__THE REQUEST__.
What lines of the data include the string "last"? Copy them all.

Figure record listings
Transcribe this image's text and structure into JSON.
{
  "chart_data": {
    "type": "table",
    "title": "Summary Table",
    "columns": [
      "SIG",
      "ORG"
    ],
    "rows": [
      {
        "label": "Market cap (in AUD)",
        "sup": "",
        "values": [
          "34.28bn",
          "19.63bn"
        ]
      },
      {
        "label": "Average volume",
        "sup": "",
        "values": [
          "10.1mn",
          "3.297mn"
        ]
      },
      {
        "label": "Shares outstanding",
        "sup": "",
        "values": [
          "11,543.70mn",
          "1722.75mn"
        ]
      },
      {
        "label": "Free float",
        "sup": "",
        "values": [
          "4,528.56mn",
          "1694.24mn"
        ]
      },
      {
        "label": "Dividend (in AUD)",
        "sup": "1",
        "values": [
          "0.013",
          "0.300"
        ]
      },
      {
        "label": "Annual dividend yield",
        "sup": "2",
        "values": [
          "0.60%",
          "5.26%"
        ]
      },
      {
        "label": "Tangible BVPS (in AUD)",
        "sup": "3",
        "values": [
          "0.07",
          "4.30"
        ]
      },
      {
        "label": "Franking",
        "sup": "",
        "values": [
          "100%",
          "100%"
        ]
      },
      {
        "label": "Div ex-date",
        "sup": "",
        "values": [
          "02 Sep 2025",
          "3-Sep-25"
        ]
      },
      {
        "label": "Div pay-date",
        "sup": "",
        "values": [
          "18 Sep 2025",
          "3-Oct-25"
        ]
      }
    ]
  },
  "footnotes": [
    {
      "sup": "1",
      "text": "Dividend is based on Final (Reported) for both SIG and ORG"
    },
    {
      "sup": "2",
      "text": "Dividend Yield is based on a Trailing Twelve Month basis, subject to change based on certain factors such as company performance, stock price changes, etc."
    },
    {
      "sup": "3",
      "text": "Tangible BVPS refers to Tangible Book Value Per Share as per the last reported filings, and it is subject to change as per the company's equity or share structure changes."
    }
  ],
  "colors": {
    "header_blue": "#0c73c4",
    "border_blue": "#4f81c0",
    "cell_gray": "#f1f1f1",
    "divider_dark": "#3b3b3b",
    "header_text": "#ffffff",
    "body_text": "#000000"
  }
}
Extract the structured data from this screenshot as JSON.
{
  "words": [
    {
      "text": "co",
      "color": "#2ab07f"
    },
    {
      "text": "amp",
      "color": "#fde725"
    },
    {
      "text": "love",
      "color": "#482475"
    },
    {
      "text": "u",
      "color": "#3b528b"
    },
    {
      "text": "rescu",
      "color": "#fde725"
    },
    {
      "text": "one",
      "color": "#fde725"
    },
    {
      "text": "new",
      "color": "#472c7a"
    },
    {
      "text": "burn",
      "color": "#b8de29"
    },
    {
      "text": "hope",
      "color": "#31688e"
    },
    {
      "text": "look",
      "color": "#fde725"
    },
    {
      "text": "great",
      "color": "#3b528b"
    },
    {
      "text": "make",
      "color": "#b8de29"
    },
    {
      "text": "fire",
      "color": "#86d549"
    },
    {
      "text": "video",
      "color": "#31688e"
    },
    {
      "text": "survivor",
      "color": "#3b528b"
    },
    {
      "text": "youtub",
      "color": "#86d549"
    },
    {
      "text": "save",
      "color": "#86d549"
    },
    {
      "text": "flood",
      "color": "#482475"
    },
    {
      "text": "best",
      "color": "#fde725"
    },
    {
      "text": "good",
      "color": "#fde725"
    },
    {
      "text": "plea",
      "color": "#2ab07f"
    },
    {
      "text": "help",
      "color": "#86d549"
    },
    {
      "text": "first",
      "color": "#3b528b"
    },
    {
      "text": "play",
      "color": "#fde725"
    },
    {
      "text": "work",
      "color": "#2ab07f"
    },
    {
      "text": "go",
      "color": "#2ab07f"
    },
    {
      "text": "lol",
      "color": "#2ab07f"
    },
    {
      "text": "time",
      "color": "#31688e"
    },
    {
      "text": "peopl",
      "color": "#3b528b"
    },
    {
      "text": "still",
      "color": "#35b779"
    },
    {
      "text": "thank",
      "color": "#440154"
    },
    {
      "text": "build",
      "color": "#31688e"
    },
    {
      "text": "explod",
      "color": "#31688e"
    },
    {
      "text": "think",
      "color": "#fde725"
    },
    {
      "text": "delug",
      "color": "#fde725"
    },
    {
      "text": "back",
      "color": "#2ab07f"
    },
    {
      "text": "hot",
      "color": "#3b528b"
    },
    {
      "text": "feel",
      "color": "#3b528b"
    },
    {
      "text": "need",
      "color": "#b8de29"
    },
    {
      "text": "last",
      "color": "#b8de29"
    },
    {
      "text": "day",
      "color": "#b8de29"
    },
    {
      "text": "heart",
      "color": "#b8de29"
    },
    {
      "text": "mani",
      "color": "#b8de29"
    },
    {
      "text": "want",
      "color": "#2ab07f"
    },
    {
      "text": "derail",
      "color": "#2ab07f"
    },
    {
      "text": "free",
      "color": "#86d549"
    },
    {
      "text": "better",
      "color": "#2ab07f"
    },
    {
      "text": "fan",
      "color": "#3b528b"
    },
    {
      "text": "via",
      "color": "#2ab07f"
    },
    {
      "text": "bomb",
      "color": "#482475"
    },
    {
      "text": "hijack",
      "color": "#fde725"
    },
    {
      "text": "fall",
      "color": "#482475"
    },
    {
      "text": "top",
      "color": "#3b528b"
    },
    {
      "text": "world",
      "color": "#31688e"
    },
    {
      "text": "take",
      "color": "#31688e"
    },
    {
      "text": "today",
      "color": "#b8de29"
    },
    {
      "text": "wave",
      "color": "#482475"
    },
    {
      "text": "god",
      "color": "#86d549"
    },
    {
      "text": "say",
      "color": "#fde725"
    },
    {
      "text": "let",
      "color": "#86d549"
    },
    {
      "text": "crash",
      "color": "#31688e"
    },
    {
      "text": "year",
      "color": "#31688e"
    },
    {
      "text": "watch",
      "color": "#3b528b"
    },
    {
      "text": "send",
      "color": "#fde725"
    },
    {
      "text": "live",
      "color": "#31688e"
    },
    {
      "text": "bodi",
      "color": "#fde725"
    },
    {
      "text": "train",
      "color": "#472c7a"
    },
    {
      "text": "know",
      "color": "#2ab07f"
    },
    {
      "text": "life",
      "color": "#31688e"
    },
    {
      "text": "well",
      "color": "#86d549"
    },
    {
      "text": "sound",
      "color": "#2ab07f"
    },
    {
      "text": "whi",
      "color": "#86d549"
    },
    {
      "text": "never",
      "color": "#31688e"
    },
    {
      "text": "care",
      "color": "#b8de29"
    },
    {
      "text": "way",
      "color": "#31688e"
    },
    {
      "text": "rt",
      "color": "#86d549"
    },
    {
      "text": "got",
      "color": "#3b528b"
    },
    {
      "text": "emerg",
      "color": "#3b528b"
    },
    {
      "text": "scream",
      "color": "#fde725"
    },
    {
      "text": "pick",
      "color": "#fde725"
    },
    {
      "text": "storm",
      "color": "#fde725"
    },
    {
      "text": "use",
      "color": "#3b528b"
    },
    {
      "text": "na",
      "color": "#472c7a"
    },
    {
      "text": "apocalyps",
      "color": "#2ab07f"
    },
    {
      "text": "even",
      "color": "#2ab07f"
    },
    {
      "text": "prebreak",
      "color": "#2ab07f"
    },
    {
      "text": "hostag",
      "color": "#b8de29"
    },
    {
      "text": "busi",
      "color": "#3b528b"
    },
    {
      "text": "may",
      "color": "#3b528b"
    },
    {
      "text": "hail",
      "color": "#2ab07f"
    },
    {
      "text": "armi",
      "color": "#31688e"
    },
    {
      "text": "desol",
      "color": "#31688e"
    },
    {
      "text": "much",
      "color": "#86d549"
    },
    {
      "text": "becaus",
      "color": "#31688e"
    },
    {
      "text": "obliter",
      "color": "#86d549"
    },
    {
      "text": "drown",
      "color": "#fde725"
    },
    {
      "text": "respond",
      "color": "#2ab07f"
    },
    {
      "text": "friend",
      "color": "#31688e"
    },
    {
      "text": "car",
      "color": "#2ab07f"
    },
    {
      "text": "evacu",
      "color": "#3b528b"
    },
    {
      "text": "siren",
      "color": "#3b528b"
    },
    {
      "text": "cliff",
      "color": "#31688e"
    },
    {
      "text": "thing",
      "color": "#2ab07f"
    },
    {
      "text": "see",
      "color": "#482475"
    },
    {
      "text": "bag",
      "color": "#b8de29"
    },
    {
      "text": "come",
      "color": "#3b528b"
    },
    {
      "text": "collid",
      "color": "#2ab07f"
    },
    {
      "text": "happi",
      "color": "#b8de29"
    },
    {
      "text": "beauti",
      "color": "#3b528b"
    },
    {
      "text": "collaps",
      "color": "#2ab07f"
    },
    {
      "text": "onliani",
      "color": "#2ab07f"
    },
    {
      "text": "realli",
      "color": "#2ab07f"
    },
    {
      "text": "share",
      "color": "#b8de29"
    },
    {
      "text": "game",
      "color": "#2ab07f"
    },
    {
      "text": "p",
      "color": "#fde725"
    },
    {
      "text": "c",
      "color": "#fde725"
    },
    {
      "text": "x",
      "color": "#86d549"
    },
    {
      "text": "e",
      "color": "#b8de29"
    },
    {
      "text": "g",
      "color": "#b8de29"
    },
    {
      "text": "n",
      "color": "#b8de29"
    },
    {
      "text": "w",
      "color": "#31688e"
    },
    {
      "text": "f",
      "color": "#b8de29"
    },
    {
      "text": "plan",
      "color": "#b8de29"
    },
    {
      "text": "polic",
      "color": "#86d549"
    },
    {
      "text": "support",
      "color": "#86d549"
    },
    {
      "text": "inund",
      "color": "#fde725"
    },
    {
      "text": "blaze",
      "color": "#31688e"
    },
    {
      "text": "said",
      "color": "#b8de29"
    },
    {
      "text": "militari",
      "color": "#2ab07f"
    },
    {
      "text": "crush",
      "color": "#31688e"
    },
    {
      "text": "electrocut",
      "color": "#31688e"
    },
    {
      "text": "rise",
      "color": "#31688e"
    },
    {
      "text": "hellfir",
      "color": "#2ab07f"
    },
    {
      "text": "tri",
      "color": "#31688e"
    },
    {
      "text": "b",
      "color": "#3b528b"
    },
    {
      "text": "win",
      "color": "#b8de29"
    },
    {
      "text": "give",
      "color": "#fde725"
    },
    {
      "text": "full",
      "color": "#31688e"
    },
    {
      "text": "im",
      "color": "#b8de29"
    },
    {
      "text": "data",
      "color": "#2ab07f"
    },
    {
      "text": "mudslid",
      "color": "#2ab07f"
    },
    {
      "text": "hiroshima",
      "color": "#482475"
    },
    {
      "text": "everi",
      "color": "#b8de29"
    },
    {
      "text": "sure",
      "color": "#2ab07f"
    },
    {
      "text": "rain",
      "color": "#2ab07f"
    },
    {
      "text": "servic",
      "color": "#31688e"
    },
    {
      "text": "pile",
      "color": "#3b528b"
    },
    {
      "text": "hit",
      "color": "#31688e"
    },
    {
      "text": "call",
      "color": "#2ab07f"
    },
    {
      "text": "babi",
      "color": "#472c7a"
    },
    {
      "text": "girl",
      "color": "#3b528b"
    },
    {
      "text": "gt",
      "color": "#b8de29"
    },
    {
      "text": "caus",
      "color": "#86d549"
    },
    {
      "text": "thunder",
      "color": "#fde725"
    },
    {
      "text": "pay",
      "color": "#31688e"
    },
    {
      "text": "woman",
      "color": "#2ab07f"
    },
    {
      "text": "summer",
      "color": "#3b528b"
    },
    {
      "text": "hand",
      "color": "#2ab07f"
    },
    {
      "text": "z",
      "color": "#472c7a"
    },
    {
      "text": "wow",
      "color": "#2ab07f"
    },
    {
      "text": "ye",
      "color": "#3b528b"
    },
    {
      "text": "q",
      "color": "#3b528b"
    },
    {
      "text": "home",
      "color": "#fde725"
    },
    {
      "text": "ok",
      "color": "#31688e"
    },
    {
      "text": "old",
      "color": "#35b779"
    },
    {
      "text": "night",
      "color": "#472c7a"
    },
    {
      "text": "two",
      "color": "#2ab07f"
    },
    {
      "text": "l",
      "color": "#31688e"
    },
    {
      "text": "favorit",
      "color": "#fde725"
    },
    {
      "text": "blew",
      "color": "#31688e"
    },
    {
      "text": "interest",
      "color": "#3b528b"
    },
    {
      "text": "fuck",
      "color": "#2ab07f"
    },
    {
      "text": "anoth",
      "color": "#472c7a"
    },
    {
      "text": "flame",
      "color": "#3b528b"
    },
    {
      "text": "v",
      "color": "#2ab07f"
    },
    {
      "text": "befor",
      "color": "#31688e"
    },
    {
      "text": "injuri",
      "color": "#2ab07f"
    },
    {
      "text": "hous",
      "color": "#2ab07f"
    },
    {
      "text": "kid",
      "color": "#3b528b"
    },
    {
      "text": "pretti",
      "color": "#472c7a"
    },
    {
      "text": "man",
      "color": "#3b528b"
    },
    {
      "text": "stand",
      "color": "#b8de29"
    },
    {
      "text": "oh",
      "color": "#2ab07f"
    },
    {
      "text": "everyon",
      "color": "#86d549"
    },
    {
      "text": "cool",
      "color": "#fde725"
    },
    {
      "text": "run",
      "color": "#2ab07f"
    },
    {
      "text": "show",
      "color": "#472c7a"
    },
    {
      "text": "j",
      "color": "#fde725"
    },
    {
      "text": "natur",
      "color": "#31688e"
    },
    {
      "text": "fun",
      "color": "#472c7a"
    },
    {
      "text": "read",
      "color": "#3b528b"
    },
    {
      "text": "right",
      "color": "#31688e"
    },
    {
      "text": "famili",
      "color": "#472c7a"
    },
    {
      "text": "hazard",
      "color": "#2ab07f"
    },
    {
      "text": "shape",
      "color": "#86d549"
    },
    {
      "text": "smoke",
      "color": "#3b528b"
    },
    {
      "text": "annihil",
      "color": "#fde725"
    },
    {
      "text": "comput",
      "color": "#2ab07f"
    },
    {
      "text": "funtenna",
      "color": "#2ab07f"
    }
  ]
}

__SOLVED EXERCISE__.
      "text": "Tangible BVPS refers to Tangible Book Value Per Share as per the last reported filings, and it is subject to change as per the company's equity or share structure changes."
      "text": "last",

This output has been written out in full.